▶ _WHAT YOU NEED TO DO_: Find every line in the records below that holds the word "color", and copy each one.

▶ _SUPPLIED RECORDS_:
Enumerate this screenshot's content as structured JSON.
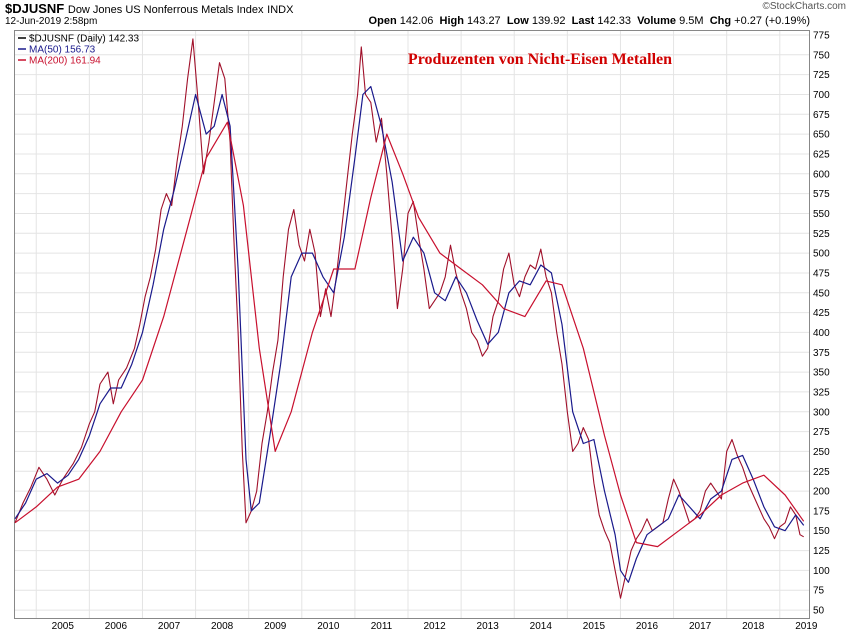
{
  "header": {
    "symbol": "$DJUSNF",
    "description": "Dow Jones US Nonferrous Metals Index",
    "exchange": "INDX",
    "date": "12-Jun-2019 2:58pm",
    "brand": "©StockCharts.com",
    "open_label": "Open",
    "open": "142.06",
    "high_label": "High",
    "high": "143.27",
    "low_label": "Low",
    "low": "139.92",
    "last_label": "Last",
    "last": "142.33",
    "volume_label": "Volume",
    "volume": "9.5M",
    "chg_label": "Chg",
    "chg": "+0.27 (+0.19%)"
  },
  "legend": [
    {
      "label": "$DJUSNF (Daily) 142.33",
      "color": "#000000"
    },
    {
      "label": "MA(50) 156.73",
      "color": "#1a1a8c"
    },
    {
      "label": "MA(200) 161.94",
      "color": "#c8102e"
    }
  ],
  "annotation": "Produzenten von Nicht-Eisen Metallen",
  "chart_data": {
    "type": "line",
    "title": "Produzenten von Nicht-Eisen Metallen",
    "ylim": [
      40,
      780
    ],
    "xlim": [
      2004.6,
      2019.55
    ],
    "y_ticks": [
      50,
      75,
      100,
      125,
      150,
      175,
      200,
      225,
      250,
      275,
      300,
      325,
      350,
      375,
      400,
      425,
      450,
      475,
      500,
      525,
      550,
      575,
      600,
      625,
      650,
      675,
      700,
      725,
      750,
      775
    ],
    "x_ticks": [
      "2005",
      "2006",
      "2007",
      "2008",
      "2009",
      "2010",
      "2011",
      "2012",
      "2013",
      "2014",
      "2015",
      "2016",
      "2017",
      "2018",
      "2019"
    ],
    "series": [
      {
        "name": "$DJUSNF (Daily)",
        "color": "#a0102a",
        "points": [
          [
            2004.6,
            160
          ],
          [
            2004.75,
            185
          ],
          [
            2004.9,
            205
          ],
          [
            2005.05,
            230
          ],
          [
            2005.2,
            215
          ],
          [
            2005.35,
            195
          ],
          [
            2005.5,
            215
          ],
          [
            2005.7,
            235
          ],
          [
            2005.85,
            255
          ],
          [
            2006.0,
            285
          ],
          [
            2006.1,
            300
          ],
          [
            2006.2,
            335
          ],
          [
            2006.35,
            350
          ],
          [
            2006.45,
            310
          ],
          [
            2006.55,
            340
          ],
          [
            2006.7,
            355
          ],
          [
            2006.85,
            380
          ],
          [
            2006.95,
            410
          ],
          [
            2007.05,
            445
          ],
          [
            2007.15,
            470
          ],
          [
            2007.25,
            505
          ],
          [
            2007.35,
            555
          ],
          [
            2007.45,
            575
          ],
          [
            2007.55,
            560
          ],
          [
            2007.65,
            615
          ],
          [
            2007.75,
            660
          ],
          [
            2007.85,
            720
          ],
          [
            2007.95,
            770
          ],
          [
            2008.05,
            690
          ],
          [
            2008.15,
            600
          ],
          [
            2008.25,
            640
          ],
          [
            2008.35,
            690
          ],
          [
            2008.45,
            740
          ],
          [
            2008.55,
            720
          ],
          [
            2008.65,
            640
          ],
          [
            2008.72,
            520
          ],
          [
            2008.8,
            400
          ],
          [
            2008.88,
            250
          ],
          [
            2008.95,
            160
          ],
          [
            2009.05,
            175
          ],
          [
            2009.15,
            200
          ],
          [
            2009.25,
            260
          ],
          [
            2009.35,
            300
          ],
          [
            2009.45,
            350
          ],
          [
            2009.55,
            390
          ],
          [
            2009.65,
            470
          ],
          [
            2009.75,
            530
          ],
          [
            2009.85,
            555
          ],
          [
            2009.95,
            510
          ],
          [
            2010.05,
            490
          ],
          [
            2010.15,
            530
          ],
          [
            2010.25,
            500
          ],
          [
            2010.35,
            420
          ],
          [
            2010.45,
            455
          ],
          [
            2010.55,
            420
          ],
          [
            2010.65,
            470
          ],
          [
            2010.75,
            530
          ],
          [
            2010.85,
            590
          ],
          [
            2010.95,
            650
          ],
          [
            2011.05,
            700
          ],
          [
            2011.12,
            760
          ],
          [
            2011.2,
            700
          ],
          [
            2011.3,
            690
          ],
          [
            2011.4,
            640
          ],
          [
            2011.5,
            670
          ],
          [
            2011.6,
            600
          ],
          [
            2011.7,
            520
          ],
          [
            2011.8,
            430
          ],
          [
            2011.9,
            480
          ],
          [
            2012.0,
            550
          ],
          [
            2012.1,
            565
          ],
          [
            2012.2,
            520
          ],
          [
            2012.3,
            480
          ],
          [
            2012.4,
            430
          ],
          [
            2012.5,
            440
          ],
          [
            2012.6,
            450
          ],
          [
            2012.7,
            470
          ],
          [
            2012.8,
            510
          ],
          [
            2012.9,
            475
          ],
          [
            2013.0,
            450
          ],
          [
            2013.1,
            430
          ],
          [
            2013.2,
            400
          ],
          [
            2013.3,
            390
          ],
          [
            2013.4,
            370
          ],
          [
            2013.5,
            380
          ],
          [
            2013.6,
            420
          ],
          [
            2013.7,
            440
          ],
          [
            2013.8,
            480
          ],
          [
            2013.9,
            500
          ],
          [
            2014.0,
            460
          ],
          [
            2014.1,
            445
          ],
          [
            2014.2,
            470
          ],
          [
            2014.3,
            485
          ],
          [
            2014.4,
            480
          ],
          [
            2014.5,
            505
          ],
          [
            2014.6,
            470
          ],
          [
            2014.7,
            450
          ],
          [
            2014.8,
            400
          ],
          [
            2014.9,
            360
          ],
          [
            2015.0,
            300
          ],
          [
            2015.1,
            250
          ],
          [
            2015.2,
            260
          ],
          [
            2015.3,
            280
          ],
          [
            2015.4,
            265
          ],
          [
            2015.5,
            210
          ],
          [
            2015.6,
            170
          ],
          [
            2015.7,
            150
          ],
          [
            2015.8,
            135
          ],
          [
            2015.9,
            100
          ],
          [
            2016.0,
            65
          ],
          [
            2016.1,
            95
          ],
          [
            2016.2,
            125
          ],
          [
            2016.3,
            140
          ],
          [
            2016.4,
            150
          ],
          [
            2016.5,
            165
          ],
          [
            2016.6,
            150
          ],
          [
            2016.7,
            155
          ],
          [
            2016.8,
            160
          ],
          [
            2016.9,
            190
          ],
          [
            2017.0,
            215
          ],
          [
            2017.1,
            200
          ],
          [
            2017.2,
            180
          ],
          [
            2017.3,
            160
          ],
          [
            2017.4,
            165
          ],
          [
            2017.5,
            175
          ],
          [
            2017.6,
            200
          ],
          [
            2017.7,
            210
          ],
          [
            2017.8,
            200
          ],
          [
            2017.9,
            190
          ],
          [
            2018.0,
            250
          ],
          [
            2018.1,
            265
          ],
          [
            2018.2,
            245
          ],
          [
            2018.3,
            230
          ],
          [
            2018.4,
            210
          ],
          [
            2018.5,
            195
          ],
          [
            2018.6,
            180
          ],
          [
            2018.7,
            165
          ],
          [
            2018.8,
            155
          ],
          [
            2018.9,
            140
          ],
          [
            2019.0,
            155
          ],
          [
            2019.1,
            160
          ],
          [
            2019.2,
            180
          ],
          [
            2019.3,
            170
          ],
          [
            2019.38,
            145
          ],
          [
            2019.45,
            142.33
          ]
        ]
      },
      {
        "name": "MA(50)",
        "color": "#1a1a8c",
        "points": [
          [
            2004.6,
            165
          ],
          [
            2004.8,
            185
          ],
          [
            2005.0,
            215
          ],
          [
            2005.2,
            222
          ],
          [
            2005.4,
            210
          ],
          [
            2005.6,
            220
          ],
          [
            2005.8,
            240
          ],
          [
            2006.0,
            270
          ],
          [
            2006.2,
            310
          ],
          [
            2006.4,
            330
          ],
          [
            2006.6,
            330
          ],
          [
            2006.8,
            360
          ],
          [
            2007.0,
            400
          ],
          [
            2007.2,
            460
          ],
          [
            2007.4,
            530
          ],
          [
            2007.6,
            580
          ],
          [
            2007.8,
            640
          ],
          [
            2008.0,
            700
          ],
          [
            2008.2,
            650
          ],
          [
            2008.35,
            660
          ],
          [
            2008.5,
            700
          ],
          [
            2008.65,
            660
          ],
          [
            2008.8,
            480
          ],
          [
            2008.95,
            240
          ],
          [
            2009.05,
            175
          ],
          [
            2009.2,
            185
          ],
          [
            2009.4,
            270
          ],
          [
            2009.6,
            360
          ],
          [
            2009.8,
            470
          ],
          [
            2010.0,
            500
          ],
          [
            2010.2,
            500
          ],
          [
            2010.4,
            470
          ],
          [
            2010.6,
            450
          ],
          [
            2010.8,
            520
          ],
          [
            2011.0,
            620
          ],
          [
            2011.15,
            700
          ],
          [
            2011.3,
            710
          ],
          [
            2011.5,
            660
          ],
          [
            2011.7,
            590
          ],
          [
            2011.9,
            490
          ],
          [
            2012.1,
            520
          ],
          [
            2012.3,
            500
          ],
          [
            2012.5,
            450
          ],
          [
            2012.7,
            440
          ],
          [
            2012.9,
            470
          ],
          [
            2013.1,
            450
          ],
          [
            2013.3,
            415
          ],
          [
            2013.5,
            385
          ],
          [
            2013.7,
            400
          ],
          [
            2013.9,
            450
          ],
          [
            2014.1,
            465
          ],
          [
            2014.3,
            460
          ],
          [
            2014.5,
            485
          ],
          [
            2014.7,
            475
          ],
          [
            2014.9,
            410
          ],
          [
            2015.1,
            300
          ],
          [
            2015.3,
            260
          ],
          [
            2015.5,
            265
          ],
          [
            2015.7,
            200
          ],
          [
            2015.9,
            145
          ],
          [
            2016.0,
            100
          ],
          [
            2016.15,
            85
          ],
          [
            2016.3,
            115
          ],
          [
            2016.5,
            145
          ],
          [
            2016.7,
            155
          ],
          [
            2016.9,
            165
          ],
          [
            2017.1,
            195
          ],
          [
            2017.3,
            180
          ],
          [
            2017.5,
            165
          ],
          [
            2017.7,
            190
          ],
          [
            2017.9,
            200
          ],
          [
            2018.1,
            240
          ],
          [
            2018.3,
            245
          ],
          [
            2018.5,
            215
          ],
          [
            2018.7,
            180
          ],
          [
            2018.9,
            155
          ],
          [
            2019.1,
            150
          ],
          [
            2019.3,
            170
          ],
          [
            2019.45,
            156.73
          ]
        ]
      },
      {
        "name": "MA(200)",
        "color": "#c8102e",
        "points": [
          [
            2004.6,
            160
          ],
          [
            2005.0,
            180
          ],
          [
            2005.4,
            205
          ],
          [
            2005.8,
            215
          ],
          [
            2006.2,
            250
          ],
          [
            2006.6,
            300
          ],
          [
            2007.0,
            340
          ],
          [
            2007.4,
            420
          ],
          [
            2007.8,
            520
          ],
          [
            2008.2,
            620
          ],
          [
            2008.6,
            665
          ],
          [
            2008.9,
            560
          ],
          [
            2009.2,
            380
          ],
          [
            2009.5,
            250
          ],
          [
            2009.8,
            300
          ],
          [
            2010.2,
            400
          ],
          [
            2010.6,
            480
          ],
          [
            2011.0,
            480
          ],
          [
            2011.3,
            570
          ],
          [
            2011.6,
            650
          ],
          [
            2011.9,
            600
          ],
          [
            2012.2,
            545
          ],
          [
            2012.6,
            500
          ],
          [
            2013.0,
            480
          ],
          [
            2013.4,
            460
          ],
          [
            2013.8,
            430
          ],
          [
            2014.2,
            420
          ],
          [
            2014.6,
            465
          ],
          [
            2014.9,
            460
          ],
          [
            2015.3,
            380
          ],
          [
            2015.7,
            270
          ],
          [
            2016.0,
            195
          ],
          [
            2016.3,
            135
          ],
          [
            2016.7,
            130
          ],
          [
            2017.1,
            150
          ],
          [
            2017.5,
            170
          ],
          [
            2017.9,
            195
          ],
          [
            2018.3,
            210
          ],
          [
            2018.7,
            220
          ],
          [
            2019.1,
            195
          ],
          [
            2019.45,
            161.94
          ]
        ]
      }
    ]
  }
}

▶ _IN RESPONSE_:
      "color": "#000000"
      "color": "#1a1a8c"
      "color": "#c8102e"
        "color": "#a0102a",
        "color": "#1a1a8c",
        "color": "#c8102e",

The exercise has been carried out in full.